----- Dataset records

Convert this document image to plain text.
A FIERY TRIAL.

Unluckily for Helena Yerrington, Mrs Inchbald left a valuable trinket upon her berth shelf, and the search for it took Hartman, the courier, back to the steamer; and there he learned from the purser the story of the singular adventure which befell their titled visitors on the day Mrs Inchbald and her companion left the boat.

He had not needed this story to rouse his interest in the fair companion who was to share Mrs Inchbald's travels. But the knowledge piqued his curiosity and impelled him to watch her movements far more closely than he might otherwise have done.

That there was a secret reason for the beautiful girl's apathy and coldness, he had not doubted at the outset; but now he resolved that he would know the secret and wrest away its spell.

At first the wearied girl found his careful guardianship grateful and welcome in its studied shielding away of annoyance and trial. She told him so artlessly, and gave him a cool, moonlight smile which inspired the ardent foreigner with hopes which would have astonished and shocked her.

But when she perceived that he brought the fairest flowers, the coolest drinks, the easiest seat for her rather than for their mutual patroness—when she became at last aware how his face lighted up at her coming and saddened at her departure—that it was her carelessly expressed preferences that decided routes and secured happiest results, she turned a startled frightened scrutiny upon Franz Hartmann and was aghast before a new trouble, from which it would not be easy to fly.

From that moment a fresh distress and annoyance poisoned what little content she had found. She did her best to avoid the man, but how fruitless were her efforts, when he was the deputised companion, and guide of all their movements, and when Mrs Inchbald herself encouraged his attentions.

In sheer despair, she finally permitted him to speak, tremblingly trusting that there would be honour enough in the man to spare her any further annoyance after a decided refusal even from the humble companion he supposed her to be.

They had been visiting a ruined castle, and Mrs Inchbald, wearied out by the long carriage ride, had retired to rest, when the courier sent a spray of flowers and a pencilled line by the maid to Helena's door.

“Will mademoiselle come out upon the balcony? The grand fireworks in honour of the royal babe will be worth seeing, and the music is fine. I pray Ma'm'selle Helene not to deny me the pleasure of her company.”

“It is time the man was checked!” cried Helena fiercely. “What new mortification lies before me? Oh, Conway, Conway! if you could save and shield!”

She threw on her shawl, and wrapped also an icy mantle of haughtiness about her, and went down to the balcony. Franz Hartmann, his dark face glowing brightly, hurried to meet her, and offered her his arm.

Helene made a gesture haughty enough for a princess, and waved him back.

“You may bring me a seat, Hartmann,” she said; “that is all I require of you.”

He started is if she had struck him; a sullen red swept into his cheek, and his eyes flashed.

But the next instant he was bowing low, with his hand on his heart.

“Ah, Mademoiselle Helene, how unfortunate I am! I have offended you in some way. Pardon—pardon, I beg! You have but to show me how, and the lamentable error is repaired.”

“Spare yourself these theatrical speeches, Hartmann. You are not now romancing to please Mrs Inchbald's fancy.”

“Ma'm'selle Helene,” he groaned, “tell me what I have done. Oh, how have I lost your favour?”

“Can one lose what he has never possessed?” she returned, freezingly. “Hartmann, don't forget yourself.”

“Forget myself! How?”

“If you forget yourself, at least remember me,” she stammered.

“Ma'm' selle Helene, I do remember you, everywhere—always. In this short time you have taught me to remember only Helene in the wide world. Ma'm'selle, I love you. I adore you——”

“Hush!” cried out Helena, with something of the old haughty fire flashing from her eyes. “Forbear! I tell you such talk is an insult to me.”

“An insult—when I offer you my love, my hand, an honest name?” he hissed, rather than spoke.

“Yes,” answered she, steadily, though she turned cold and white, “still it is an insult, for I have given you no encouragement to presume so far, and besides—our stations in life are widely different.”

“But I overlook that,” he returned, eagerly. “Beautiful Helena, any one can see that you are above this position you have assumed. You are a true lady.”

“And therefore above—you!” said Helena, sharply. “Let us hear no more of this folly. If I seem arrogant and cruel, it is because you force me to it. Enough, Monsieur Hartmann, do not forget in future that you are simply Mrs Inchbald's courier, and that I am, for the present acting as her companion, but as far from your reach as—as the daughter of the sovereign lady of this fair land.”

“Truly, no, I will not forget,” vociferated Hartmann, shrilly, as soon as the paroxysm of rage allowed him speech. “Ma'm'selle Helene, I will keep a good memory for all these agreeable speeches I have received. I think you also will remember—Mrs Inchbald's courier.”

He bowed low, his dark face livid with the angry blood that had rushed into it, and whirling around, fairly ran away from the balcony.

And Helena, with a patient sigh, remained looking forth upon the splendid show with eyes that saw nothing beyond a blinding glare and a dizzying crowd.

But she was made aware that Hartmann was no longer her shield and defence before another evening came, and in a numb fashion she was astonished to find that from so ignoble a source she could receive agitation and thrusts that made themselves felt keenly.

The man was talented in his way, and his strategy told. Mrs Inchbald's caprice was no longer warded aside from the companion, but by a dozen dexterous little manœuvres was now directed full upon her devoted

----------

Instruction:
Return all lines containing "returned".

Answer to this exercise:
“Can one lose what he has never possessed?” she returned, freezingly. “Hartmann, don't forget yourself.”
“But I overlook that,” he returned, eagerly. “Beautiful Helena, any one can see that you are above this position you have assumed. You are a true lady.”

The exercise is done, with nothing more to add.